## [Set problem]
Are you able to retype all the records below exactly?

* * * * * * *

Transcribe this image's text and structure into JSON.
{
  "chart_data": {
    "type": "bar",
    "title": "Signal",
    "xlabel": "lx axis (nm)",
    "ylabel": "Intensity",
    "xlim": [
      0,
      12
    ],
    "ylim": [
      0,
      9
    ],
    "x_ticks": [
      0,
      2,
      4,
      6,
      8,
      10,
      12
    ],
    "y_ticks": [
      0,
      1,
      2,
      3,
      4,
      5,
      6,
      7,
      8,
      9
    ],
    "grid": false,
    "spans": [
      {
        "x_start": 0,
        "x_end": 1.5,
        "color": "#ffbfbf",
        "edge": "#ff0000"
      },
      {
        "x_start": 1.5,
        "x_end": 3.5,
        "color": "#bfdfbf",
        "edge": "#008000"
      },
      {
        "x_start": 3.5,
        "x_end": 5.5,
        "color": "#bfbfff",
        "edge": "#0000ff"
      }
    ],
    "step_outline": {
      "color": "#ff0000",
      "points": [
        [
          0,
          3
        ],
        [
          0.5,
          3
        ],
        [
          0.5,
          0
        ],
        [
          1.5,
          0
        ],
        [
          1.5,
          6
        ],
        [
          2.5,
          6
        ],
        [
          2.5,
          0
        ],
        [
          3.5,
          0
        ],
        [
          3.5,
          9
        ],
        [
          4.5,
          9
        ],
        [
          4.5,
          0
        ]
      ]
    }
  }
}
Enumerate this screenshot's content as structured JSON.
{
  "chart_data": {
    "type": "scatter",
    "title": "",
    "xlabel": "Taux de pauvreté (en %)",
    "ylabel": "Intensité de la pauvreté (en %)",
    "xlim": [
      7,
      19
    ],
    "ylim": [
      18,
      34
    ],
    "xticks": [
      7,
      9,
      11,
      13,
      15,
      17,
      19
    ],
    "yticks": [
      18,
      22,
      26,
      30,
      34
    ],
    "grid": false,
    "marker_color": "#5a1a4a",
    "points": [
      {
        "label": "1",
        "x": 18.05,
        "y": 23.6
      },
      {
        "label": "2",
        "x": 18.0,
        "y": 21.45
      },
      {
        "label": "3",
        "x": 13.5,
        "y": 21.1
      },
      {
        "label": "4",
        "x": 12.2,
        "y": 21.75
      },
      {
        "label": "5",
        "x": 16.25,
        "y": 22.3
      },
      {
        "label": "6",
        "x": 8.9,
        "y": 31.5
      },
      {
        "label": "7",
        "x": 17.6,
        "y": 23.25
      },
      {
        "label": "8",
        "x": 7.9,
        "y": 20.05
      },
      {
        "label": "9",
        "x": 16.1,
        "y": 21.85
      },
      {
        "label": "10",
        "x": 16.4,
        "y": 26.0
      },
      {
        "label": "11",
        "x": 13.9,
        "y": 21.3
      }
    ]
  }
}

* * * * * * *

## [The answer]
Transcribe this image's text and structure into JSON.
{
  "chart_data": {
    "type": "bar",
    "title": "Signal",
    "xlabel": "lx axis (nm)",
    "ylabel": "Intensity",
    "xlim": [
      0,
      12
    ],
    "ylim": [
      0,
      9
    ],
    "x_ticks": [
      0,
      2,
      4,
      6,
      8,
      10,
      12
    ],
    "y_ticks": [
      0,
      1,
      2,
      3,
      4,
      5,
      6,
      7,
      8,
      9
    ],
    "grid": false,
    "spans": [
      {
        "x_start": 0,
        "x_end": 1.5,
        "color": "#ffbfbf",
        "edge": "#ff0000"
      },
      {
        "x_start": 1.5,
        "x_end": 3.5,
        "color": "#bfdfbf",
        "edge": "#008000"
      },
      {
        "x_start": 3.5,
        "x_end": 5.5,
        "color": "#bfbfff",
        "edge": "#0000ff"
      }
    ],
    "step_outline": {
      "color": "#ff0000",
      "points": [
        [
          0,
          3
        ],
        [
          0.5,
          3
        ],
        [
          0.5,
          0
        ],
        [
          1.5,
          0
        ],
        [
          1.5,
          6
        ],
        [
          2.5,
          6
        ],
        [
          2.5,
          0
        ],
        [
          3.5,
          0
        ],
        [
          3.5,
          9
        ],
        [
          4.5,
          9
        ],
        [
          4.5,
          0
        ]
      ]
    }
  }
}
Enumerate this screenshot's content as structured JSON.
{
  "chart_data": {
    "type": "scatter",
    "title": "",
    "xlabel": "Taux de pauvreté (en %)",
    "ylabel": "Intensité de la pauvreté (en %)",
    "xlim": [
      7,
      19
    ],
    "ylim": [
      18,
      34
    ],
    "xticks": [
      7,
      9,
      11,
      13,
      15,
      17,
      19
    ],
    "yticks": [
      18,
      22,
      26,
      30,
      34
    ],
    "grid": false,
    "marker_color": "#5a1a4a",
    "points": [
      {
        "label": "1",
        "x": 18.05,
        "y": 23.6
      },
      {
        "label": "2",
        "x": 18.0,
        "y": 21.45
      },
      {
        "label": "3",
        "x": 13.5,
        "y": 21.1
      },
      {
        "label": "4",
        "x": 12.2,
        "y": 21.75
      },
      {
        "label": "5",
        "x": 16.25,
        "y": 22.3
      },
      {
        "label": "6",
        "x": 8.9,
        "y": 31.5
      },
      {
        "label": "7",
        "x": 17.6,
        "y": 23.25
      },
      {
        "label": "8",
        "x": 7.9,
        "y": 20.05
      },
      {
        "label": "9",
        "x": 16.1,
        "y": 21.85
      },
      {
        "label": "10",
        "x": 16.4,
        "y": 26.0
      },
      {
        "label": "11",
        "x": 13.9,
        "y": 21.3
      }
    ]
  }
}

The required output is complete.